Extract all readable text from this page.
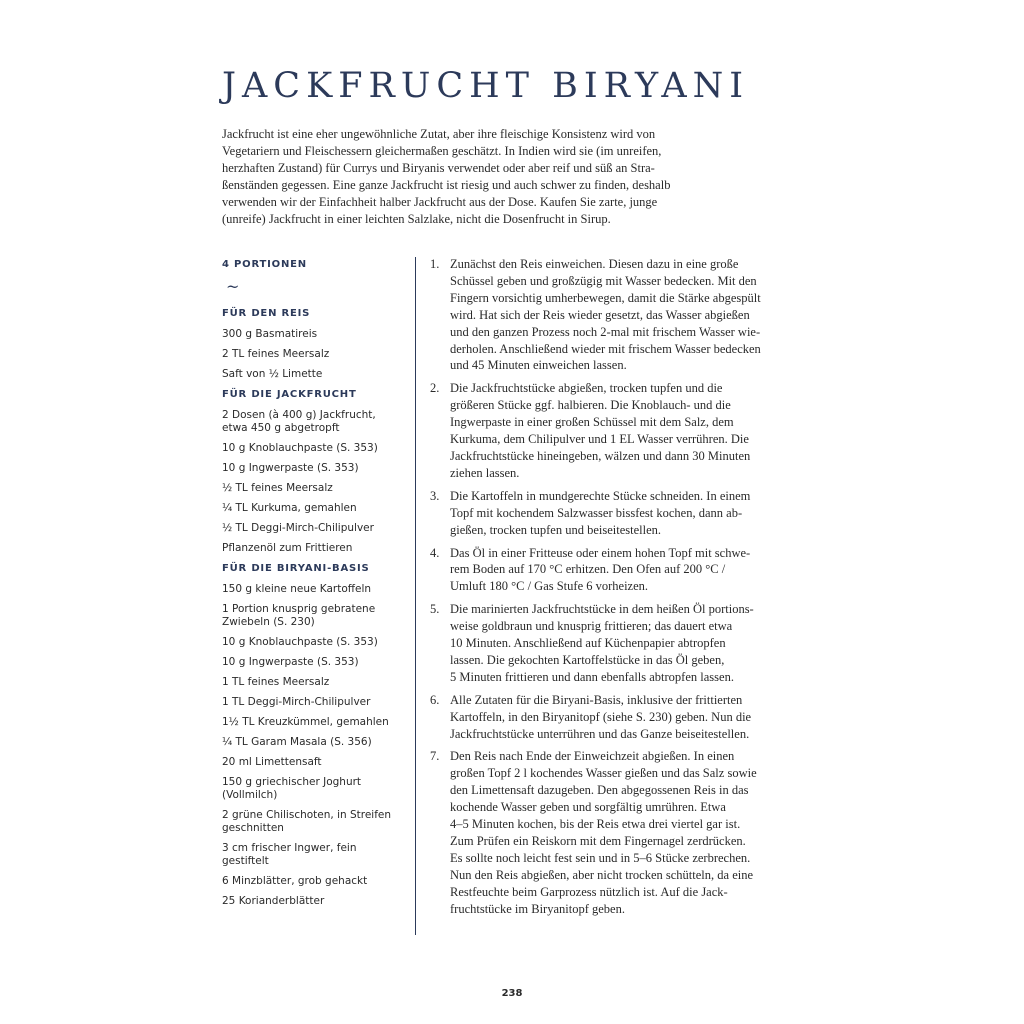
JACKFRUCHT BIRYANI
Jackfrucht ist eine eher ungewöhnliche Zutat, aber ihre fleischige Konsistenz wird von
Vegetariern und Fleischessern gleichermaßen geschätzt. In Indien wird sie (im unreifen,
herzhaften Zustand) für Currys und Biryanis verwendet oder aber reif und süß an Stra-
ßenständen gegessen. Eine ganze Jackfrucht ist riesig und auch schwer zu finden, deshalb
verwenden wir der Einfachheit halber Jackfrucht aus der Dose. Kaufen Sie zarte, junge
(unreife) Jackfrucht in einer leichten Salzlake, nicht die Dosenfrucht in Sirup.
4 PORTIONEN
~
FÜR DEN REIS
300 g Basmatireis
2 TL feines Meersalz
Saft von ½ Limette
FÜR DIE JACKFRUCHT
2 Dosen (à 400 g) Jackfrucht,
etwa 450 g abgetropft
10 g Knoblauchpaste (S. 353)
10 g Ingwerpaste (S. 353)
½ TL feines Meersalz
¼ TL Kurkuma, gemahlen
½ TL Deggi-Mirch-Chilipulver
Pflanzenöl zum Frittieren
FÜR DIE BIRYANI-BASIS
150 g kleine neue Kartoffeln
1 Portion knusprig gebratene
Zwiebeln (S. 230)
10 g Knoblauchpaste (S. 353)
10 g Ingwerpaste (S. 353)
1 TL feines Meersalz
1 TL Deggi-Mirch-Chilipulver
1½ TL Kreuzkümmel, gemahlen
¼ TL Garam Masala (S. 356)
20 ml Limettensaft
150 g griechischer Joghurt
(Vollmilch)
2 grüne Chilischoten, in Streifen
geschnitten
3 cm frischer Ingwer, fein
gestiftelt
6 Minzblätter, grob gehackt
25 Korianderblätter
1. Zunächst den Reis einweichen. Diesen dazu in eine große
Schüssel geben und großzügig mit Wasser bedecken. Mit den
Fingern vorsichtig umherbewegen, damit die Stärke abgespült
wird. Hat sich der Reis wieder gesetzt, das Wasser abgießen
und den ganzen Prozess noch 2-mal mit frischem Wasser wie-
derholen. Anschließend wieder mit frischem Wasser bedecken
und 45 Minuten einweichen lassen.
2. Die Jackfruchtstücke abgießen, trocken tupfen und die
größeren Stücke ggf. halbieren. Die Knoblauch- und die
Ingwerpaste in einer großen Schüssel mit dem Salz, dem
Kurkuma, dem Chilipulver und 1 EL Wasser verrühren. Die
Jackfruchtstücke hineingeben, wälzen und dann 30 Minuten
ziehen lassen.
3. Die Kartoffeln in mundgerechte Stücke schneiden. In einem
Topf mit kochendem Salzwasser bissfest kochen, dann ab-
gießen, trocken tupfen und beiseitestellen.
4. Das Öl in einer Fritteuse oder einem hohen Topf mit schwe-
rem Boden auf 170 °C erhitzen. Den Ofen auf 200 °C /
Umluft 180 °C / Gas Stufe 6 vorheizen.
5. Die marinierten Jackfruchtstücke in dem heißen Öl portions-
weise goldbraun und knusprig frittieren; das dauert etwa
10 Minuten. Anschließend auf Küchenpapier abtropfen
lassen. Die gekochten Kartoffelstücke in das Öl geben,
5 Minuten frittieren und dann ebenfalls abtropfen lassen.
6. Alle Zutaten für die Biryani-Basis, inklusive der frittierten
Kartoffeln, in den Biryanitopf (siehe S. 230) geben. Nun die
Jackfruchtstücke unterrühren und das Ganze beiseitestellen.
7. Den Reis nach Ende der Einweichzeit abgießen. In einen
großen Topf 2 l kochendes Wasser gießen und das Salz sowie
den Limettensaft dazugeben. Den abgegossenen Reis in das
kochende Wasser geben und sorgfältig umrühren. Etwa
4–5 Minuten kochen, bis der Reis etwa drei viertel gar ist.
Zum Prüfen ein Reiskorn mit dem Fingernagel zerdrücken.
Es sollte noch leicht fest sein und in 5–6 Stücke zerbrechen.
Nun den Reis abgießen, aber nicht trocken schütteln, da eine
Restfeuchte beim Garprozess nützlich ist. Auf die Jack-
fruchtstücke im Biryanitopf geben.
238
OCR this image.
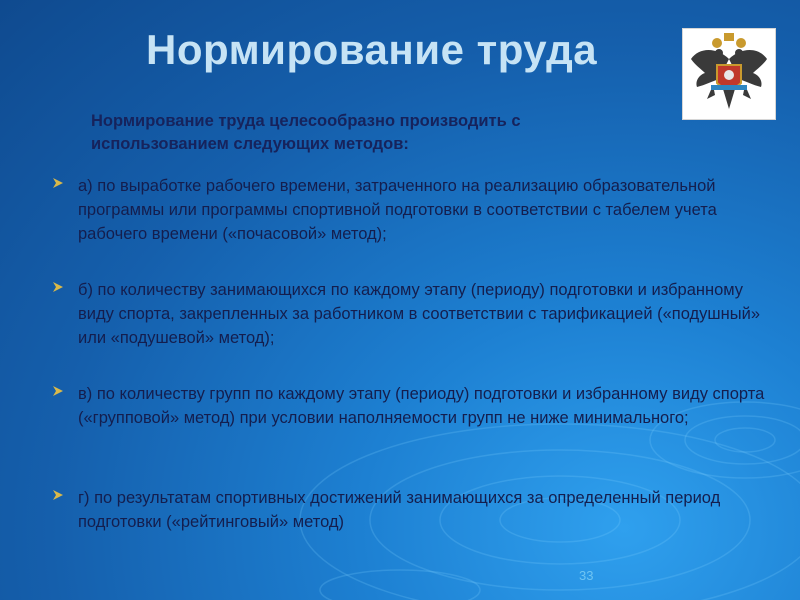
Нормирование труда
Нормирование труда целесообразно производить с использованием следующих методов:
а) по выработке рабочего времени, затраченного на реализацию образовательной программы или программы спортивной подготовки в соответствии с табелем учета рабочего времени («почасовой» метод);
б) по количеству занимающихся по каждому этапу (периоду) подготовки и избранному виду спорта, закрепленных за работником в соответствии с тарификацией («подушный» или «подушевой» метод);
в) по количеству групп по каждому этапу (периоду) подготовки и избранному виду спорта («групповой» метод) при условии наполняемости групп не ниже минимального;
г) по результатам спортивных достижений занимающихся за определенный период подготовки («рейтинговый» метод)
33
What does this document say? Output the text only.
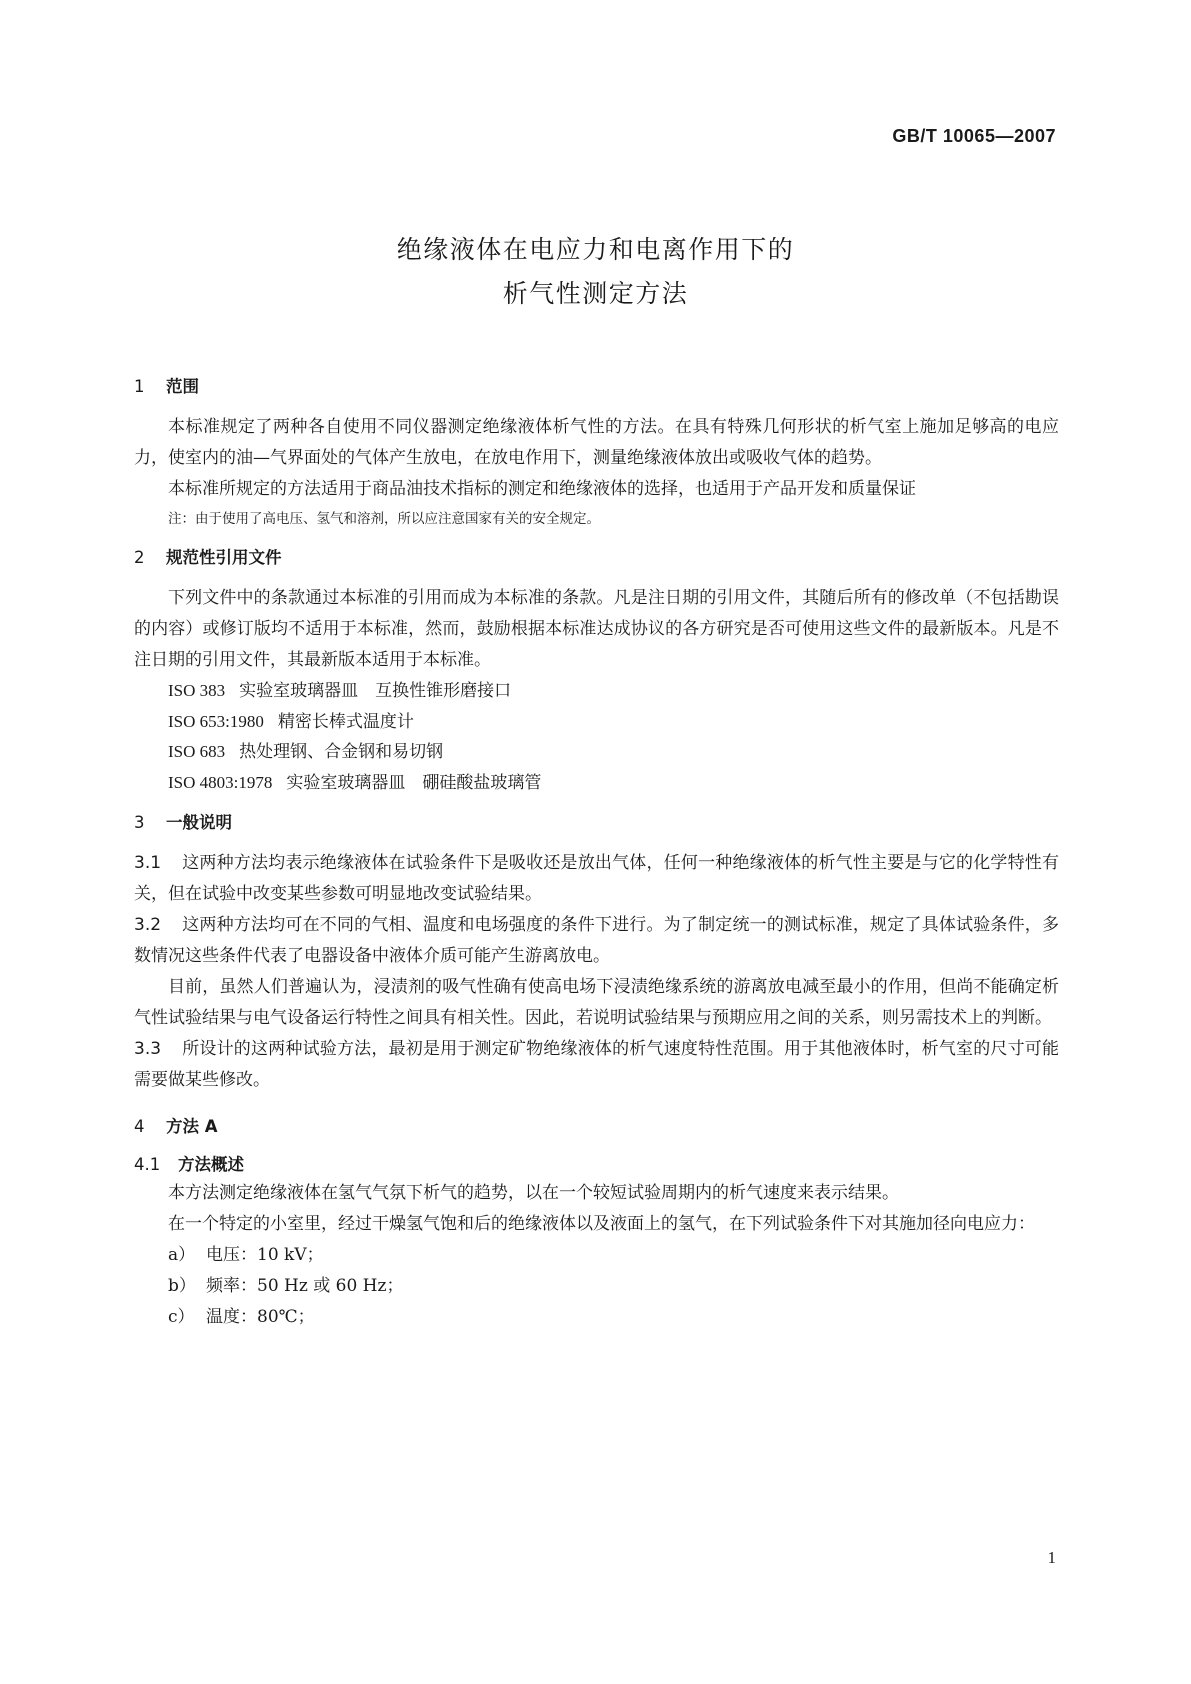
GB/T 10065—2007
绝缘液体在电应力和电离作用下的
析气性测定方法
1 范围

本标准规定了两种各自使用不同仪器测定绝缘液体析气性的方法。在具有特殊几何形状的析气室上施加足够高的电应力，使室内的油—气界面处的气体产生放电，在放电作用下，测量绝缘液体放出或吸收气体的趋势。

本标准所规定的方法适用于商品油技术指标的测定和绝缘液体的选择，也适用于产品开发和质量保证

注：由于使用了高电压、氢气和溶剂，所以应注意国家有关的安全规定。

2 规范性引用文件

下列文件中的条款通过本标准的引用而成为本标准的条款。凡是注日期的引用文件，其随后所有的修改单（不包括勘误的内容）或修订版均不适用于本标准，然而，鼓励根据本标准达成协议的各方研究是否可使用这些文件的最新版本。凡是不注日期的引用文件，其最新版本适用于本标准。

ISO 383 实验室玻璃器皿　互换性锥形磨接口
ISO 653:1980 精密长棒式温度计
ISO 683 热处理钢、合金钢和易切钢
ISO 4803:1978 实验室玻璃器皿　硼硅酸盐玻璃管
3 一般说明

3.1 这两种方法均表示绝缘液体在试验条件下是吸收还是放出气体，任何一种绝缘液体的析气性主要是与它的化学特性有关，但在试验中改变某些参数可明显地改变试验结果。

3.2 这两种方法均可在不同的气相、温度和电场强度的条件下进行。为了制定统一的测试标准，规定了具体试验条件，多数情况这些条件代表了电器设备中液体介质可能产生游离放电。

目前，虽然人们普遍认为，浸渍剂的吸气性确有使高电场下浸渍绝缘系统的游离放电减至最小的作用，但尚不能确定析气性试验结果与电气设备运行特性之间具有相关性。因此，若说明试验结果与预期应用之间的关系，则另需技术上的判断。

3.3 所设计的这两种试验方法，最初是用于测定矿物绝缘液体的析气速度特性范围。用于其他液体时，析气室的尺寸可能需要做某些修改。

4 方法 A
4.1 方法概述

本方法测定绝缘液体在氢气气氛下析气的趋势，以在一个较短试验周期内的析气速度来表示结果。

在一个特定的小室里，经过干燥氢气饱和后的绝缘液体以及液面上的氢气，在下列试验条件下对其施加径向电应力：

a） 电压：10 kV；
b） 频率：50 Hz 或 60 Hz；
c） 温度：80℃；
1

**********

§ **THE REQUEST**: Gather and return every line that holds the string "wieder".

§ **RESULT OF THE TASK**:
wird. Hat sich der Reis wieder gesetzt, das Wasser abgießen
derholen. Anschließend wieder mit frischem Wasser bedecken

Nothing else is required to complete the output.